» Instruction
Go through the data below line by line and count those containing the word "sulfametoxazol". Reply with the count only.

A run of records
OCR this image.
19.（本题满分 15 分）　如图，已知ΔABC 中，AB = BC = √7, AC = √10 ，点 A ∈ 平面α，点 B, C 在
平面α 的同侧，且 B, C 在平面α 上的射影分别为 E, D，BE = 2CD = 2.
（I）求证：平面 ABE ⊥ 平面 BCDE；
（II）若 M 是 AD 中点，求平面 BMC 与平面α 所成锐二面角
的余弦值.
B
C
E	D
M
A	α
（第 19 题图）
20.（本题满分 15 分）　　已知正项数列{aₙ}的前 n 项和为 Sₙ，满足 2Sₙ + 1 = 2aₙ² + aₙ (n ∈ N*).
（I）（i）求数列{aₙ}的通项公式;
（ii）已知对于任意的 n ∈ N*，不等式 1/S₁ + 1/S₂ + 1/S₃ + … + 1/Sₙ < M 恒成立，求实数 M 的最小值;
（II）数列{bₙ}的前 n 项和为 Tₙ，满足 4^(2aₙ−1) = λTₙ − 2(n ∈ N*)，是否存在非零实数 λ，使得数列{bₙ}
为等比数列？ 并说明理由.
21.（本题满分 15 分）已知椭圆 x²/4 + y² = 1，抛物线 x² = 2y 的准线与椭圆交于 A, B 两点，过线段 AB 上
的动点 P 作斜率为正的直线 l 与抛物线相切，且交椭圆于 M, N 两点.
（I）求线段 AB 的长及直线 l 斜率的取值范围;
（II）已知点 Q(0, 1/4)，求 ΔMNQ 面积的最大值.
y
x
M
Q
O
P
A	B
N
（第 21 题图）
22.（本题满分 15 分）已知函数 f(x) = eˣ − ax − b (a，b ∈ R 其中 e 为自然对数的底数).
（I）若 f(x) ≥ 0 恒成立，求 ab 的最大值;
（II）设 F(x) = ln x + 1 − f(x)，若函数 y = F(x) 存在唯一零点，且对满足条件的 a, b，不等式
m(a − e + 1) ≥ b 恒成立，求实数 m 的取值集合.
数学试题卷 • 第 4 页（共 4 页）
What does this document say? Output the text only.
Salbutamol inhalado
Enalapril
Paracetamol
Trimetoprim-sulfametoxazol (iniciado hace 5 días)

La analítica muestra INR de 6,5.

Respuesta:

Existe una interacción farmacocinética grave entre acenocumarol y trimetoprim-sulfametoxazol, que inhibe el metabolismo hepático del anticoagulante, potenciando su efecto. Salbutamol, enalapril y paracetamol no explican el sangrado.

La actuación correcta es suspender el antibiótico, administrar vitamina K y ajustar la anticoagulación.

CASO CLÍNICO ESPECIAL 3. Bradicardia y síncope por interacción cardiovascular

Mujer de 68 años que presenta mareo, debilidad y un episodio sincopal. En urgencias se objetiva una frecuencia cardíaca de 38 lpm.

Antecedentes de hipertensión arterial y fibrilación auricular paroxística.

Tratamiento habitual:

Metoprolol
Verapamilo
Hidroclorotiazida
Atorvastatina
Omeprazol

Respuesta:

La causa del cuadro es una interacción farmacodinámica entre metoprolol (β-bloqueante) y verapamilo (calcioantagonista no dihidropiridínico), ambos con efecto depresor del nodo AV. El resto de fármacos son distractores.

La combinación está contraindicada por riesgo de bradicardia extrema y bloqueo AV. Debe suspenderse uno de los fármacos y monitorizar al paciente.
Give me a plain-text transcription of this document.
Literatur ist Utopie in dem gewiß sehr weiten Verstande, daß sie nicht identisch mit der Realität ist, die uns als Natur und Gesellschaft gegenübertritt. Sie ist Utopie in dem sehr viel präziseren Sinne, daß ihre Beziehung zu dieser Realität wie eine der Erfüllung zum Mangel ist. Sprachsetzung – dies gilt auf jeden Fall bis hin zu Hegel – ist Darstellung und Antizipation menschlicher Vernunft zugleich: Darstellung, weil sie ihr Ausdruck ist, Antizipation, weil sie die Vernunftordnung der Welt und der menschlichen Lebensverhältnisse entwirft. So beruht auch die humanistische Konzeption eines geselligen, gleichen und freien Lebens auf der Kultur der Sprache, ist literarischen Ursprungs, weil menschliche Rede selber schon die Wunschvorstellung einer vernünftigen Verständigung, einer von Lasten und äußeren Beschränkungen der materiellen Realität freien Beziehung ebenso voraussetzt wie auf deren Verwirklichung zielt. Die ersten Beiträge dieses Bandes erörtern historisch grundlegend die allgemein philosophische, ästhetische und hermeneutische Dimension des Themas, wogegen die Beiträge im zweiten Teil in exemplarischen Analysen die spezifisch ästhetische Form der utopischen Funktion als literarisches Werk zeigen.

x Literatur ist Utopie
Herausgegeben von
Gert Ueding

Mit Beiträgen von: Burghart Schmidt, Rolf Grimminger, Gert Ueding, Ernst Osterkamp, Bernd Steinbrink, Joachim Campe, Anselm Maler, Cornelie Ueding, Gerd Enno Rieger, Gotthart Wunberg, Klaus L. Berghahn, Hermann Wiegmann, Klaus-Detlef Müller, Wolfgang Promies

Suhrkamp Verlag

» Final result
2